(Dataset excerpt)
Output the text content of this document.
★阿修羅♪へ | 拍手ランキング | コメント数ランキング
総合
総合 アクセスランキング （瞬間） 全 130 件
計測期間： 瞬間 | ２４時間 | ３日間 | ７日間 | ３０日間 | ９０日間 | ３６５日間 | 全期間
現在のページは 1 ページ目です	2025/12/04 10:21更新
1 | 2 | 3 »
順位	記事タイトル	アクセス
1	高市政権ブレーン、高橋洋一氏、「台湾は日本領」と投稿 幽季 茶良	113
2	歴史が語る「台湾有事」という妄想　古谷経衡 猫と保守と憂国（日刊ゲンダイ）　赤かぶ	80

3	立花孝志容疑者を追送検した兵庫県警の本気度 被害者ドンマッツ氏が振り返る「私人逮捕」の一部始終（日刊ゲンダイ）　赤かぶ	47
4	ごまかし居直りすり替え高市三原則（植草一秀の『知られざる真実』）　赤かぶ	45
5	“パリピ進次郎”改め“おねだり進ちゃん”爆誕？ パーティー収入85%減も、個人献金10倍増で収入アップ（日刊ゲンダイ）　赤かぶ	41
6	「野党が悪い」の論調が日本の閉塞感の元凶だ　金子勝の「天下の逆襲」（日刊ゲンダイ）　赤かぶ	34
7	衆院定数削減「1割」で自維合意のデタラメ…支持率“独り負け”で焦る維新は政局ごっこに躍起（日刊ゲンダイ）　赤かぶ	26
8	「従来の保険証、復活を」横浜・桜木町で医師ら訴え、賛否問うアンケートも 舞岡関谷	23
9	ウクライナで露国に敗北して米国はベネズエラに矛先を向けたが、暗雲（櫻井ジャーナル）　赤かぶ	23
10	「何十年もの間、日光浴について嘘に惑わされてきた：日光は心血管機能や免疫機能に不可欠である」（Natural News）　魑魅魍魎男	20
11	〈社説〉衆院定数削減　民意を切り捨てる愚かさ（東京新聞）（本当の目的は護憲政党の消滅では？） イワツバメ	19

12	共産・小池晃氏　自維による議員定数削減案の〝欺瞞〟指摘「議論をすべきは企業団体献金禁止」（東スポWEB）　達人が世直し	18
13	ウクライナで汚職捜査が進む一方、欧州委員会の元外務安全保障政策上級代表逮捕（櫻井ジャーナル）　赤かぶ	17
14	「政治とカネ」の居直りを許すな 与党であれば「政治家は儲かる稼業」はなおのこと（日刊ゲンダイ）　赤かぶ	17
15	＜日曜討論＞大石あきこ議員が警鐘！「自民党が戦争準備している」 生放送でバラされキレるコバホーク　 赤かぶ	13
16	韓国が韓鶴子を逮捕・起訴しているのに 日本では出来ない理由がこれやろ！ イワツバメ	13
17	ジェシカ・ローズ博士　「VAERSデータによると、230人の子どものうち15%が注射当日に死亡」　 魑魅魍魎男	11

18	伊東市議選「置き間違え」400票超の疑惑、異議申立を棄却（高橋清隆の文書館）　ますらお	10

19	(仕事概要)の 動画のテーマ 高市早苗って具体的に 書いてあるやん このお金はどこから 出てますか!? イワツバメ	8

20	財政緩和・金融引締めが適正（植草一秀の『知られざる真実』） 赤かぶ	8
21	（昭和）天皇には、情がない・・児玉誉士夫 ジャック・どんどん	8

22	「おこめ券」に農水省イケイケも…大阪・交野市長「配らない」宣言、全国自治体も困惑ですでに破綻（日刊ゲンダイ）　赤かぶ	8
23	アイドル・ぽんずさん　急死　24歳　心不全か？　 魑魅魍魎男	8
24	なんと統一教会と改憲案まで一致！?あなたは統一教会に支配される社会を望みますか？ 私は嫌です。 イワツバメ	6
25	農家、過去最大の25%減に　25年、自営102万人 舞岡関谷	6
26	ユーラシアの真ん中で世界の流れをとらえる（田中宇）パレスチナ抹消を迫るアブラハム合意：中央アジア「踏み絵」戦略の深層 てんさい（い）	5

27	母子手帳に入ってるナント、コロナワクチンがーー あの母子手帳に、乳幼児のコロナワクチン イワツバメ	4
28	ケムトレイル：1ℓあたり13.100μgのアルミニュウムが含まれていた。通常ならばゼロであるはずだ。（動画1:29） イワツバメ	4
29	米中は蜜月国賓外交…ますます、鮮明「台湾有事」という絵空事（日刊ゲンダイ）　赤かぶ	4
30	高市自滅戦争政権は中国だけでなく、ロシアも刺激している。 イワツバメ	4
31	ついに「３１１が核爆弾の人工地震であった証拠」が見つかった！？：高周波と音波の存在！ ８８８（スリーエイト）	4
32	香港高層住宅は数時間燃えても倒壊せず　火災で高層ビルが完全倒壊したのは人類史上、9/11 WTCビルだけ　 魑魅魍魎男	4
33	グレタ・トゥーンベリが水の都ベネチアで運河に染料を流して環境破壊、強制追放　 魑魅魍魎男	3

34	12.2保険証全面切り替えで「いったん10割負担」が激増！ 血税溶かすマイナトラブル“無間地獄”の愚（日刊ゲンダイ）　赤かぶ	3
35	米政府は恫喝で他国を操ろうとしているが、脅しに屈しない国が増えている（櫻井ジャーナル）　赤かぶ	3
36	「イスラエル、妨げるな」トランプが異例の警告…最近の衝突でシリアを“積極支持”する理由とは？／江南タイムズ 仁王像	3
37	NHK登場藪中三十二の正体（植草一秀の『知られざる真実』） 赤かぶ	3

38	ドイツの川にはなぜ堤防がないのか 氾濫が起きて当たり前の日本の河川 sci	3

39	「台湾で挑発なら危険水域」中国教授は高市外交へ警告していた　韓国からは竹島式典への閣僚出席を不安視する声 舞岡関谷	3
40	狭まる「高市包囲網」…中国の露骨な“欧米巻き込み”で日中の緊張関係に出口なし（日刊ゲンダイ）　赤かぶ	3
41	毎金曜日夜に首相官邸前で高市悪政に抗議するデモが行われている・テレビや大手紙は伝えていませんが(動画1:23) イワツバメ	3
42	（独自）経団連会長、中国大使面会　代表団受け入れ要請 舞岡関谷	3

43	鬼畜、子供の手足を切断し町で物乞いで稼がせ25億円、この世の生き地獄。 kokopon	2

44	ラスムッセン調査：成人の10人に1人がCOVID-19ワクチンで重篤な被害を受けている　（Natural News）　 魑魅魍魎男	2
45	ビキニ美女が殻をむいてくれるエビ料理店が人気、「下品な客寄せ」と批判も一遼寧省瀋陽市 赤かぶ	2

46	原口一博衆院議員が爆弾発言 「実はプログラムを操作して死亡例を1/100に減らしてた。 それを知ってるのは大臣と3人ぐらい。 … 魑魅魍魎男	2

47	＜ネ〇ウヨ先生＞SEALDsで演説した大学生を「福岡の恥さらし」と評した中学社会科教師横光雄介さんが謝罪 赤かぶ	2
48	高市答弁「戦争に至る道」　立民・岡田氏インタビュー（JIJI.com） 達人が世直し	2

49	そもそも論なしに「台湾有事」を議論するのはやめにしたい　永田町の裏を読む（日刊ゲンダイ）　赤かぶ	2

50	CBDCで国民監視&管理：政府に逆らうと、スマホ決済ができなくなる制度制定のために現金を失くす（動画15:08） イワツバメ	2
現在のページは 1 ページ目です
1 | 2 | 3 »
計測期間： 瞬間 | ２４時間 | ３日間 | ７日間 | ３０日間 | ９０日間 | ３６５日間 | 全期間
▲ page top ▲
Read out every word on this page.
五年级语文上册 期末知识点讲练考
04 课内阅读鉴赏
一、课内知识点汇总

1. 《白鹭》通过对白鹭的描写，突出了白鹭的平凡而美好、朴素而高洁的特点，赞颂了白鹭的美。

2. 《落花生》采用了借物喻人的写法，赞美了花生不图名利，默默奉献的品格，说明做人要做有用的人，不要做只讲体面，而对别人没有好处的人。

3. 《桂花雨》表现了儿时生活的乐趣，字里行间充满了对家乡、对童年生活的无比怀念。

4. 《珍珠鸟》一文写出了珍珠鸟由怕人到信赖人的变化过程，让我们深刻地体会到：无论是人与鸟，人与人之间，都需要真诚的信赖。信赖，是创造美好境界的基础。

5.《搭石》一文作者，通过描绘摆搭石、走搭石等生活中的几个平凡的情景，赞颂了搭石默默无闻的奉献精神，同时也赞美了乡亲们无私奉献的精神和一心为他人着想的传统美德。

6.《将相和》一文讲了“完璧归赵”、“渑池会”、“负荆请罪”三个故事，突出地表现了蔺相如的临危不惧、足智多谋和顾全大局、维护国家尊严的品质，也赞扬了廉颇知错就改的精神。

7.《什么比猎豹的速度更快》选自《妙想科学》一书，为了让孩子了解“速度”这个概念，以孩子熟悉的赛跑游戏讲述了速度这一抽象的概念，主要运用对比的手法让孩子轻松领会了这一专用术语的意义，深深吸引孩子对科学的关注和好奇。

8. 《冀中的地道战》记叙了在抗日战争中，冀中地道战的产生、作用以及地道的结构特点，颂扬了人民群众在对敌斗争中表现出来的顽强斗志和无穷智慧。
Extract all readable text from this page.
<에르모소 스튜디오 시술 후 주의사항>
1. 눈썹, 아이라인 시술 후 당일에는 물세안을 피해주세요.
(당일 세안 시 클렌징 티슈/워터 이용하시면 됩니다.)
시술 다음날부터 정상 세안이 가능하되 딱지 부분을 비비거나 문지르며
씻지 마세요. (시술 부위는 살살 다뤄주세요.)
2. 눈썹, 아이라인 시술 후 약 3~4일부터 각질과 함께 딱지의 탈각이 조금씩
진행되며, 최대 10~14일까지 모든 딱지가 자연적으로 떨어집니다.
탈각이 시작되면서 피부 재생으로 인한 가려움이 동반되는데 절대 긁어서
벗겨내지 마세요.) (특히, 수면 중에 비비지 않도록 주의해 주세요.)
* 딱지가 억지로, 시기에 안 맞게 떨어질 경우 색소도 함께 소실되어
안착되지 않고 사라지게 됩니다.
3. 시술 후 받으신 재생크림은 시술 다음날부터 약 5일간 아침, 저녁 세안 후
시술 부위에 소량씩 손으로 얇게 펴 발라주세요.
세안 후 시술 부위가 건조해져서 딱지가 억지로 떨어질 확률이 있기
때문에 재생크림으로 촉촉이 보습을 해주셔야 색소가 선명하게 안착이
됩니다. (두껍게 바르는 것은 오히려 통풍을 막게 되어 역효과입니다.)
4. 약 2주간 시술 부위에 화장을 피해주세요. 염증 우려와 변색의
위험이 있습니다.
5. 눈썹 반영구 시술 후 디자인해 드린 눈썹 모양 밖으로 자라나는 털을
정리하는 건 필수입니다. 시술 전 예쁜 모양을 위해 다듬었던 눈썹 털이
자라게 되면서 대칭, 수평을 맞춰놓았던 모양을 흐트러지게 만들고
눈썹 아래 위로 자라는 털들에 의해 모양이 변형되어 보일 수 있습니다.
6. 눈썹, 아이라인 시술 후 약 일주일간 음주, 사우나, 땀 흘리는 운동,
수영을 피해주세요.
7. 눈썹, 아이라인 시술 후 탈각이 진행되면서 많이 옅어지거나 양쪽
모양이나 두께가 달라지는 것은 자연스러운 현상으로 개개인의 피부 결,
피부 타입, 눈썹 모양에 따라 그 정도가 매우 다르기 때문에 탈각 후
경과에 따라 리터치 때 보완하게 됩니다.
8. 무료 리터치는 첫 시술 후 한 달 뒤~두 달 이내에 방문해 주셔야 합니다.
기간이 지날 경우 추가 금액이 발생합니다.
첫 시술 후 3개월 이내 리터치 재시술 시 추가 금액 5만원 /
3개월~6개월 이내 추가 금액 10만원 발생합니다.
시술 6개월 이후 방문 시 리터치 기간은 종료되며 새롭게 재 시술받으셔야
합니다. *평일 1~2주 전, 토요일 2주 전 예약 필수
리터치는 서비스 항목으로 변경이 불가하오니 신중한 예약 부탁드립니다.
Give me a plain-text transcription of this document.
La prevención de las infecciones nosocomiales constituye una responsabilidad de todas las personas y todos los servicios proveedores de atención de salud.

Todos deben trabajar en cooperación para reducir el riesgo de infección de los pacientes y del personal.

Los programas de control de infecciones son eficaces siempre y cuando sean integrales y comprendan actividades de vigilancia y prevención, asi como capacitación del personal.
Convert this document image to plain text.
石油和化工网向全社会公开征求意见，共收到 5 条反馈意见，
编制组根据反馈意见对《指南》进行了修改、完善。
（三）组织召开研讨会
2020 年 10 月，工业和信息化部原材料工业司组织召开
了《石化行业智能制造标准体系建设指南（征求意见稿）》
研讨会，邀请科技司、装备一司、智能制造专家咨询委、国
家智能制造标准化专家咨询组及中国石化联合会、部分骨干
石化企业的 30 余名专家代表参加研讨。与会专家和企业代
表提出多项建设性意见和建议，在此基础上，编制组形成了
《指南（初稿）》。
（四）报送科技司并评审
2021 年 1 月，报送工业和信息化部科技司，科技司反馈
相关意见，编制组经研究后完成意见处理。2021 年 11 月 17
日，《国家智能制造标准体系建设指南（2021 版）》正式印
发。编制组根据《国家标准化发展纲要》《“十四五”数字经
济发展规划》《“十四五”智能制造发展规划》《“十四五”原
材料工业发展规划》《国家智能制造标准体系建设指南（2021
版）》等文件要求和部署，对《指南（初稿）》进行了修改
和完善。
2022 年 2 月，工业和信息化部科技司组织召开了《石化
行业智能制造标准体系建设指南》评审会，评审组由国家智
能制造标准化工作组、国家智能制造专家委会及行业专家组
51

Task requirements:
Spot every line that holds "イワツバメ" and copy it.

The answer:
11	〈社説〉衆院定数削減　民意を切り捨てる愚かさ（東京新聞）（本当の目的は護憲政党の消滅では？） イワツバメ	19
16	韓国が韓鶴子を逮捕・起訴しているのに 日本では出来ない理由がこれやろ！ イワツバメ	13
19	(仕事概要)の 動画のテーマ 高市早苗って具体的に 書いてあるやん このお金はどこから 出てますか!? イワツバメ	8
24	なんと統一教会と改憲案まで一致！?あなたは統一教会に支配される社会を望みますか？ 私は嫌です。 イワツバメ	6
27	母子手帳に入ってるナント、コロナワクチンがーー あの母子手帳に、乳幼児のコロナワクチン イワツバメ	4
28	ケムトレイル：1ℓあたり13.100μgのアルミニュウムが含まれていた。通常ならばゼロであるはずだ。（動画1:29） イワツバメ	4
30	高市自滅戦争政権は中国だけでなく、ロシアも刺激している。 イワツバメ	4
41	毎金曜日夜に首相官邸前で高市悪政に抗議するデモが行われている・テレビや大手紙は伝えていませんが(動画1:23) イワツバメ	3
50	CBDCで国民監視&管理：政府に逆らうと、スマホ決済ができなくなる制度制定のために現金を失くす（動画15:08） イワツバメ	2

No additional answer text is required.